DO THIS: Pictures should be excluded; otherwise, copy every entry exactly.

Collected data entries
** BEGIN **

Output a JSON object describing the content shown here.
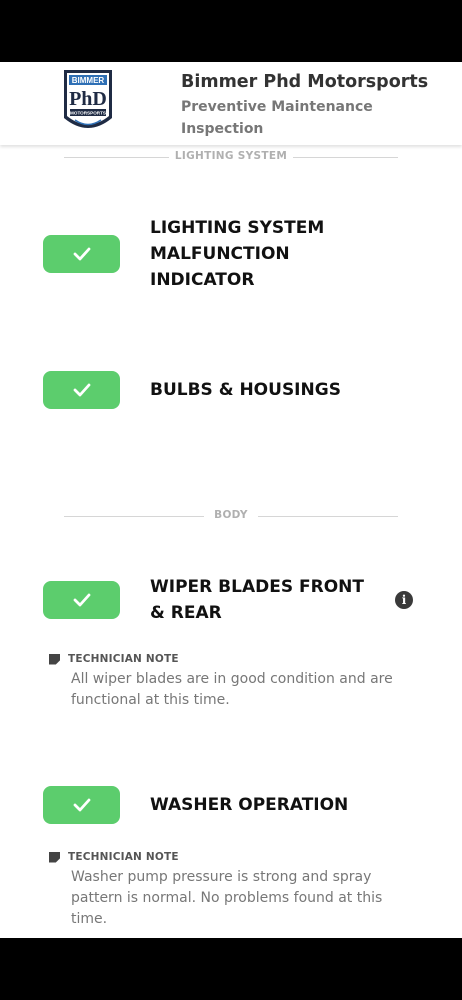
{
  "header": {
    "logo_text": [
      "BIMMER",
      "PhD",
      "MOTORSPORTS"
    ],
    "shop_name": "Bimmer Phd Motorsports",
    "report_title": "Preventive Maintenance Inspection"
  },
  "sections": [
    {
      "label": "LIGHTING SYSTEM",
      "items": [
        {
          "title": "LIGHTING SYSTEM MALFUNCTION INDICATOR",
          "status": "pass"
        },
        {
          "title": "BULBS & HOUSINGS",
          "status": "pass"
        }
      ]
    },
    {
      "label": "BODY",
      "items": [
        {
          "title": "WIPER BLADES FRONT & REAR",
          "status": "pass",
          "has_info": true,
          "note_label": "TECHNICIAN NOTE",
          "note": "All wiper blades are in good condition and are functional at this time."
        },
        {
          "title": "WASHER OPERATION",
          "status": "pass",
          "note_label": "TECHNICIAN NOTE",
          "note": "Washer pump pressure is strong and spray pattern is normal. No problems found at this time."
        }
      ]
    }
  ],
  "colors": {
    "pass_green": "#5ccd6d",
    "title": "#111111",
    "muted": "#777777"
  },
  "icons": {
    "check": "check-icon",
    "info": "info-icon",
    "note": "note-icon"
  }
}
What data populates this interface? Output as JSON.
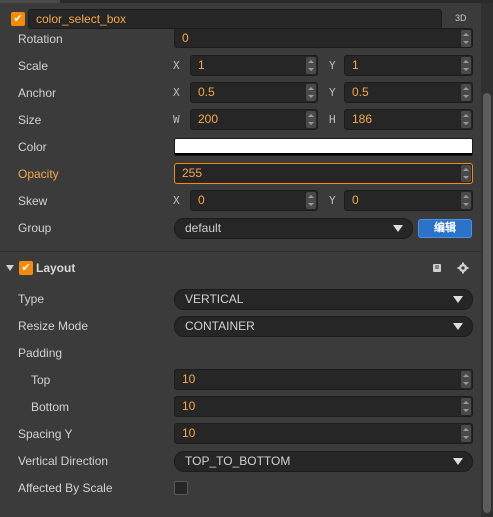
{
  "node": {
    "enabled": true,
    "name": "color_select_box",
    "tag": "3D"
  },
  "properties": {
    "rotation": {
      "label": "Rotation",
      "value": "0"
    },
    "scale": {
      "label": "Scale",
      "x_axis": "X",
      "x": "1",
      "y_axis": "Y",
      "y": "1"
    },
    "anchor": {
      "label": "Anchor",
      "x_axis": "X",
      "x": "0.5",
      "y_axis": "Y",
      "y": "0.5"
    },
    "size": {
      "label": "Size",
      "w_axis": "W",
      "w": "200",
      "h_axis": "H",
      "h": "186"
    },
    "color": {
      "label": "Color",
      "hex": "#ffffff"
    },
    "opacity": {
      "label": "Opacity",
      "value": "255"
    },
    "skew": {
      "label": "Skew",
      "x_axis": "X",
      "x": "0",
      "y_axis": "Y",
      "y": "0"
    },
    "group": {
      "label": "Group",
      "value": "default",
      "edit_label": "编辑"
    }
  },
  "layout": {
    "title": "Layout",
    "enabled": true,
    "type": {
      "label": "Type",
      "value": "VERTICAL"
    },
    "resize_mode": {
      "label": "Resize Mode",
      "value": "CONTAINER"
    },
    "padding": {
      "label": "Padding"
    },
    "top": {
      "label": "Top",
      "value": "10"
    },
    "bottom": {
      "label": "Bottom",
      "value": "10"
    },
    "spacing_y": {
      "label": "Spacing Y",
      "value": "10"
    },
    "vertical_direction": {
      "label": "Vertical Direction",
      "value": "TOP_TO_BOTTOM"
    },
    "affected_by_scale": {
      "label": "Affected By Scale",
      "checked": false
    }
  },
  "colors": {
    "accent": "#f58a0b",
    "value_text": "#f5a94a",
    "button_blue": "#2a73c9",
    "panel_bg": "#3b3b3b",
    "field_bg": "#262626"
  },
  "icons": {
    "check": "✔",
    "help": "book-icon",
    "settings": "gear-icon",
    "collapse": "triangle-down-icon"
  }
}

** END **

RESPONSE TO THIS TASK:
Output a JSON object describing the content shown here.
{
  "header": {
    "logo_text": [
      "BIMMER",
      "PhD",
      "MOTORSPORTS"
    ],
    "shop_name": "Bimmer Phd Motorsports",
    "report_title": "Preventive Maintenance Inspection"
  },
  "sections": [
    {
      "label": "LIGHTING SYSTEM",
      "items": [
        {
          "title": "LIGHTING SYSTEM MALFUNCTION INDICATOR",
          "status": "pass"
        },
        {
          "title": "BULBS & HOUSINGS",
          "status": "pass"
        }
      ]
    },
    {
      "label": "BODY",
      "items": [
        {
          "title": "WIPER BLADES FRONT & REAR",
          "status": "pass",
          "has_info": true,
          "note_label": "TECHNICIAN NOTE",
          "note": "All wiper blades are in good condition and are functional at this time."
        },
        {
          "title": "WASHER OPERATION",
          "status": "pass",
          "note_label": "TECHNICIAN NOTE",
          "note": "Washer pump pressure is strong and spray pattern is normal. No problems found at this time."
        }
      ]
    }
  ],
  "colors": {
    "pass_green": "#5ccd6d",
    "title": "#111111",
    "muted": "#777777"
  },
  "icons": {
    "check": "check-icon",
    "info": "info-icon",
    "note": "note-icon"
  }
}
What data populates this interface? Output as JSON.
{
  "node": {
    "enabled": true,
    "name": "color_select_box",
    "tag": "3D"
  },
  "properties": {
    "rotation": {
      "label": "Rotation",
      "value": "0"
    },
    "scale": {
      "label": "Scale",
      "x_axis": "X",
      "x": "1",
      "y_axis": "Y",
      "y": "1"
    },
    "anchor": {
      "label": "Anchor",
      "x_axis": "X",
      "x": "0.5",
      "y_axis": "Y",
      "y": "0.5"
    },
    "size": {
      "label": "Size",
      "w_axis": "W",
      "w": "200",
      "h_axis": "H",
      "h": "186"
    },
    "color": {
      "label": "Color",
      "hex": "#ffffff"
    },
    "opacity": {
      "label": "Opacity",
      "value": "255"
    },
    "skew": {
      "label": "Skew",
      "x_axis": "X",
      "x": "0",
      "y_axis": "Y",
      "y": "0"
    },
    "group": {
      "label": "Group",
      "value": "default",
      "edit_label": "编辑"
    }
  },
  "layout": {
    "title": "Layout",
    "enabled": true,
    "type": {
      "label": "Type",
      "value": "VERTICAL"
    },
    "resize_mode": {
      "label": "Resize Mode",
      "value": "CONTAINER"
    },
    "padding": {
      "label": "Padding"
    },
    "top": {
      "label": "Top",
      "value": "10"
    },
    "bottom": {
      "label": "Bottom",
      "value": "10"
    },
    "spacing_y": {
      "label": "Spacing Y",
      "value": "10"
    },
    "vertical_direction": {
      "label": "Vertical Direction",
      "value": "TOP_TO_BOTTOM"
    },
    "affected_by_scale": {
      "label": "Affected By Scale",
      "checked": false
    }
  },
  "colors": {
    "accent": "#f58a0b",
    "value_text": "#f5a94a",
    "button_blue": "#2a73c9",
    "panel_bg": "#3b3b3b",
    "field_bg": "#262626"
  },
  "icons": {
    "check": "✔",
    "help": "book-icon",
    "settings": "gear-icon",
    "collapse": "triangle-down-icon"
  }
}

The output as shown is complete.